■ **RECORDS FOR THE TASK**
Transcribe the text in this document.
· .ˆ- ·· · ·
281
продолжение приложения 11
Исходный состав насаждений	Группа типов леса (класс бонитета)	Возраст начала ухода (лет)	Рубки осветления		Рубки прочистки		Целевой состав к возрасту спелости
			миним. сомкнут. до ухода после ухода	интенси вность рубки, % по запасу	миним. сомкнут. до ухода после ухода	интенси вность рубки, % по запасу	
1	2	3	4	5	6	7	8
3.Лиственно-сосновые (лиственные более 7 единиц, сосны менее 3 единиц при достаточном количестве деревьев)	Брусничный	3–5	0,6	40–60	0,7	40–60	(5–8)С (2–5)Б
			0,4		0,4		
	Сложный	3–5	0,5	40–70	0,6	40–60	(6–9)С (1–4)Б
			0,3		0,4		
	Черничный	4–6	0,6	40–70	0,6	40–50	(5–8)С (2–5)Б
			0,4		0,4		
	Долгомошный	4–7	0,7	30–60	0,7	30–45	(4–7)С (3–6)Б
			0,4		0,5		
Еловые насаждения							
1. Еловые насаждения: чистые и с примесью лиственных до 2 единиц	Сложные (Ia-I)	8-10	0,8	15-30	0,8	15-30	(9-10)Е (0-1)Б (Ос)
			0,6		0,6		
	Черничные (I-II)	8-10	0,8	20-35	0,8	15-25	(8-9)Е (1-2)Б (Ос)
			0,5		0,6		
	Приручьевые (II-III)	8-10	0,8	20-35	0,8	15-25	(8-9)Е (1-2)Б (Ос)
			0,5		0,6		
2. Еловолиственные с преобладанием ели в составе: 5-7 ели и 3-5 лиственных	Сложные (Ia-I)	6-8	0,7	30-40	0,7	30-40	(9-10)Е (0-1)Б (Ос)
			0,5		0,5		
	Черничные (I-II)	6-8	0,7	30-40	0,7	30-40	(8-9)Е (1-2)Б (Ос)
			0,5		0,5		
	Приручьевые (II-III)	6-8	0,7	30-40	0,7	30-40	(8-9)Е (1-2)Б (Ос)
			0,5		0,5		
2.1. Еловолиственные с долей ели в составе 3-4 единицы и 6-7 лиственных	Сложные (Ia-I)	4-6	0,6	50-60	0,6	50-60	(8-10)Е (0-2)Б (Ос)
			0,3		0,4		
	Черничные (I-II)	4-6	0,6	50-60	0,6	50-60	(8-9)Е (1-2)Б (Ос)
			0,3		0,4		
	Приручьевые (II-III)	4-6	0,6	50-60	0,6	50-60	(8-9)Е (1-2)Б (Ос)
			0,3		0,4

■ **WHAT IS BEING ASKED**
Find every line in the records above that contains the word "Черничные", and copy each one.

■ **THE RESULT**
	Черничные (I-II)	8-10	0,8	20-35	0,8	15-25	(8-9)Е (1-2)Б (Ос)
	Черничные (I-II)	6-8	0,7	30-40	0,7	30-40	(8-9)Е (1-2)Б (Ос)
	Черничные (I-II)	4-6	0,6	50-60	0,6	50-60	(8-9)Е (1-2)Б (Ос)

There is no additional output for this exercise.